• [Challenge] Report, word for word, every line of the material that contains "data".

• [Listed records]
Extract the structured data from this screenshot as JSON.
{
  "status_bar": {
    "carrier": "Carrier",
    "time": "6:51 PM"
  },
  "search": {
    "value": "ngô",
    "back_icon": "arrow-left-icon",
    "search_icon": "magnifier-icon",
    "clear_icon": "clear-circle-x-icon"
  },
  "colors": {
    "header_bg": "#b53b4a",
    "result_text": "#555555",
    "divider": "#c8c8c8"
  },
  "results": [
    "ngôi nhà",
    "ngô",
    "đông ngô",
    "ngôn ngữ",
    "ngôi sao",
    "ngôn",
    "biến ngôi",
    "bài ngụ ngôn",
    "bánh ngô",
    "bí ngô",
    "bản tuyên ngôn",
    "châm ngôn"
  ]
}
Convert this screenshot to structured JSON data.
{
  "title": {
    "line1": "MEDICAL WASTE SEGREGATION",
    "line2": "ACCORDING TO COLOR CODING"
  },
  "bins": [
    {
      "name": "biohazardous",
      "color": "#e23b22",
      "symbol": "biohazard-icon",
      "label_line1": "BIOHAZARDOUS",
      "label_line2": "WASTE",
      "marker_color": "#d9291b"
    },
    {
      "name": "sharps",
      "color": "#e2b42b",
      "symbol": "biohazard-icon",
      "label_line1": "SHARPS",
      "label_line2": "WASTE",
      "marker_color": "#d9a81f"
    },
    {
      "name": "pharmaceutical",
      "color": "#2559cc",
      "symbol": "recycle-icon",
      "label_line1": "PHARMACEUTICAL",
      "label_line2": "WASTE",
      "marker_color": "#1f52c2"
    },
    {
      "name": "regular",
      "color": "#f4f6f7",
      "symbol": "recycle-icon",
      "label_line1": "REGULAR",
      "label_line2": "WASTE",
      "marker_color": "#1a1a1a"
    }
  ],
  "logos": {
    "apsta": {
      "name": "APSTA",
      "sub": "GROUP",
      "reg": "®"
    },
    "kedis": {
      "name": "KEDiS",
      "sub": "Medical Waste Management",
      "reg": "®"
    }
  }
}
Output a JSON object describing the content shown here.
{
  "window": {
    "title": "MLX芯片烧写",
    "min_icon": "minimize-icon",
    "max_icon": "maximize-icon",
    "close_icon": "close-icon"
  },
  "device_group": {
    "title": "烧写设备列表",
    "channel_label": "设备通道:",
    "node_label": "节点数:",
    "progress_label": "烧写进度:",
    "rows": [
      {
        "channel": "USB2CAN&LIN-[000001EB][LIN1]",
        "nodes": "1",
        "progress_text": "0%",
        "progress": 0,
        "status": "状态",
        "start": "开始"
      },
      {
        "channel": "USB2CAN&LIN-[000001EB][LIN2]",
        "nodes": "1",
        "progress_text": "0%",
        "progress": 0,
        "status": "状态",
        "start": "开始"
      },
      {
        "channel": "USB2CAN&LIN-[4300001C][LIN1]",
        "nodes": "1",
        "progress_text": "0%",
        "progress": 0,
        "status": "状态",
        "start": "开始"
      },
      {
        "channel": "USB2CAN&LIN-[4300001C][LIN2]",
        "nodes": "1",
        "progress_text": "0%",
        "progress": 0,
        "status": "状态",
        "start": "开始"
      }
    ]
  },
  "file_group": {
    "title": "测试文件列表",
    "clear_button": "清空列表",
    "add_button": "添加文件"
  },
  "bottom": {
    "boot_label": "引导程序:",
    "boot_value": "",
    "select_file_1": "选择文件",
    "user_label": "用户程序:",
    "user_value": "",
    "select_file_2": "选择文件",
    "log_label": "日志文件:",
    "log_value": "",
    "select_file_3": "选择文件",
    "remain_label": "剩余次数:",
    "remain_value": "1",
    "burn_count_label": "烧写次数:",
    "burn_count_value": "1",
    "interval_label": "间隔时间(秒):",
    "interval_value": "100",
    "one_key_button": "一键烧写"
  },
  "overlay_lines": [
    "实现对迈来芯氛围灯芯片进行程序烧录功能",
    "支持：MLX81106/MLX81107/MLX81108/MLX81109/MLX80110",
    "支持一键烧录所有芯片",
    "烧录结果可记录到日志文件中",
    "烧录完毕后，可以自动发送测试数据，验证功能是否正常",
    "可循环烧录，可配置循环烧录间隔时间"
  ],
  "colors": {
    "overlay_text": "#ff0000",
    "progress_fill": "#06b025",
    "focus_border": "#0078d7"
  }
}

• [Solution to this problem]
Extract the structured data from this screenshot as JSON.
Convert this screenshot to structured JSON data.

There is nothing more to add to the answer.